### [PROBLEM DETAILS]
In your copy, leave out the pictures; write out all the data exactly.

### [DATA TO USE]
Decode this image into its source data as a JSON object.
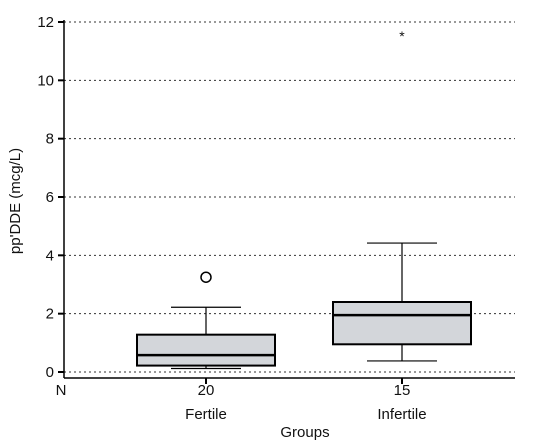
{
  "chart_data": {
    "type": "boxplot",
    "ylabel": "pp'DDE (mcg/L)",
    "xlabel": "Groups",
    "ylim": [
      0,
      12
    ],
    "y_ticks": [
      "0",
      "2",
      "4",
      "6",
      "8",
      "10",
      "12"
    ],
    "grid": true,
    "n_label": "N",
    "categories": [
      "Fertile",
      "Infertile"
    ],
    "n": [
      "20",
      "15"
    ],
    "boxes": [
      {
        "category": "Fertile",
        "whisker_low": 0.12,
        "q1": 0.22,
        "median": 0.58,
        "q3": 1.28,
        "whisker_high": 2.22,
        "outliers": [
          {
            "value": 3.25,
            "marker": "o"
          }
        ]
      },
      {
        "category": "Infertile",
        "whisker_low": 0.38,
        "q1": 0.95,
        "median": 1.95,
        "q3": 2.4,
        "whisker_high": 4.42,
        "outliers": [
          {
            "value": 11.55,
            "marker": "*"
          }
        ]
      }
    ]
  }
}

### [RESULT OF THIS TASK]
Decode this image into its source data as a JSON object.
{
  "chart_data": {
    "type": "boxplot",
    "ylabel": "pp'DDE (mcg/L)",
    "xlabel": "Groups",
    "ylim": [
      0,
      12
    ],
    "y_ticks": [
      "0",
      "2",
      "4",
      "6",
      "8",
      "10",
      "12"
    ],
    "grid": true,
    "n_label": "N",
    "categories": [
      "Fertile",
      "Infertile"
    ],
    "n": [
      "20",
      "15"
    ],
    "boxes": [
      {
        "category": "Fertile",
        "whisker_low": 0.12,
        "q1": 0.22,
        "median": 0.58,
        "q3": 1.28,
        "whisker_high": 2.22,
        "outliers": [
          {
            "value": 3.25,
            "marker": "o"
          }
        ]
      },
      {
        "category": "Infertile",
        "whisker_low": 0.38,
        "q1": 0.95,
        "median": 1.95,
        "q3": 2.4,
        "whisker_high": 4.42,
        "outliers": [
          {
            "value": 11.55,
            "marker": "*"
          }
        ]
      }
    ]
  }
}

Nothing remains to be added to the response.